REQUESTS -
• A. In the review of the Edmond production, which actor plays Glenna?
• B. Extend the review of Branagh's Edmond beyond its last sentence, keeping the same critical voice.

QUOTED TEXT -
Starting as a comically conventional and naïve figure who has to have a calming fag before he can drop his underpants in a hapless encounter with a prostitute, Branagh's excellent Edmond turns into a seething animal after the experience of being mugged and robbed, and subsequently insulted by an unhelpful hotel desk clerk. Alarmingly close to the surface of this repressed, respectable person, Mamet indicates, there is a raging racist, homophobe and misogynist. But Branagh continues to exude a residual, sympathetic ordinariness in the episodes that propel the protagonist into hellishly extraordinary situations. This tragicomic incongruity is valuable because it emphasises the everyman quality in Edmond and instils a the feeling in the audience that there, but for the grace of god, go we.

Each nocturnal misadventure rips away another layer of surface civilisation. A bigotry he scarcely knew he nursed cascades from him in a poisonous torrent in the scene when he batters, and hurls hair-raising racist abuse at, a violent black pimp. Absurdly pumped up with his deluded new sense of authenticity, a half-naked Branagh is very funny as he preaches his gung-ho philosophy of instinctual living ("There is no law... there is no history... there is just now") to Glenna (Nicola Walker), the acting-student with whom he has just slept. When she refuses to play his game and testify to the fact that she is essentially just a waitress, he slashes her to death with his recently purchased survival knife.

DATA SHOWN -
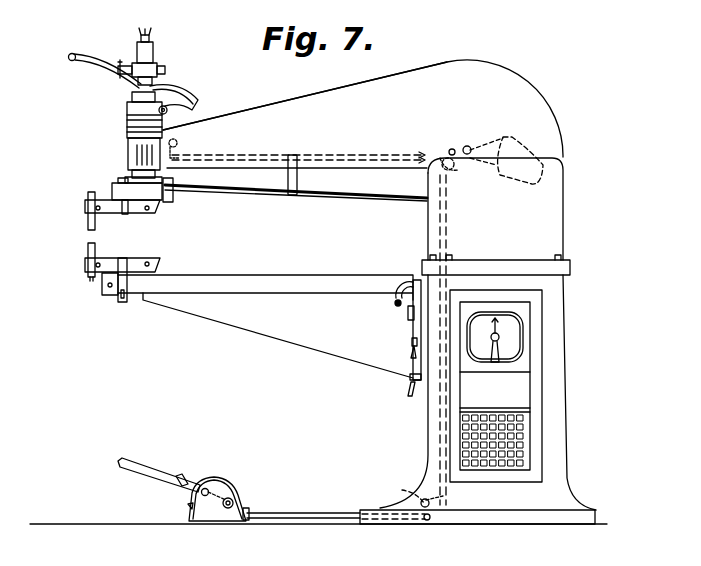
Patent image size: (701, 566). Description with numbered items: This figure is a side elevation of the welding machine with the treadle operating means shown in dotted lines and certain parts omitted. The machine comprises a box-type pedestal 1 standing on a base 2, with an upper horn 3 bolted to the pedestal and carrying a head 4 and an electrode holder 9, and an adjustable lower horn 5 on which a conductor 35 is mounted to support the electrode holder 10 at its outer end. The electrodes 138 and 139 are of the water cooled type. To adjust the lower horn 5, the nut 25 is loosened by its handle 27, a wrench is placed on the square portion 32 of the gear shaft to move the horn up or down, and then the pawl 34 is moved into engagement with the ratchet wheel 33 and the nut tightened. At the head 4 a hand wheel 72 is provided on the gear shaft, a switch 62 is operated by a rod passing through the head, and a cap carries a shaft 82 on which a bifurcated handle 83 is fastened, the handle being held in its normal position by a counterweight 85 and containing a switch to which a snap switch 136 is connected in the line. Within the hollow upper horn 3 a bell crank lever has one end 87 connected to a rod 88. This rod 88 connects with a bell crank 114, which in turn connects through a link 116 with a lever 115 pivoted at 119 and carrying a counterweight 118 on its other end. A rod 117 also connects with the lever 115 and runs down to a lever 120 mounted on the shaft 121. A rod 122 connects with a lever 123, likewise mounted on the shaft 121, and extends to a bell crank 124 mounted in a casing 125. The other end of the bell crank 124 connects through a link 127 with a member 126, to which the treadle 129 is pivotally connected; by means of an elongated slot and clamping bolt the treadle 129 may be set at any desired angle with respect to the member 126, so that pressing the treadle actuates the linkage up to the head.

FINAL RESULTS -
• A. Nicola Walker plays Glenna.

• B.
With a star like Branagh, who can pull in the crowds, the Olivier must have seemed the obvious venue. But though the various locations for this episodic and staccato piece swirl in fluently on the revolve, there are times when the production strains to fill the epic space. Joseph Mydell's preacher and his neon cross are suspended so high above the stage that the visual effect is more of a portentous heavenly visitation than a common-or-garden New York mission and, in the sequence where Edmond is identified and apprehended, the underpowered activity in the aisles merely emphasises how ill-fitted such scenes are to the Olivier's monumental scale. An in-your-face production in the Cottesloe might have suited the material better.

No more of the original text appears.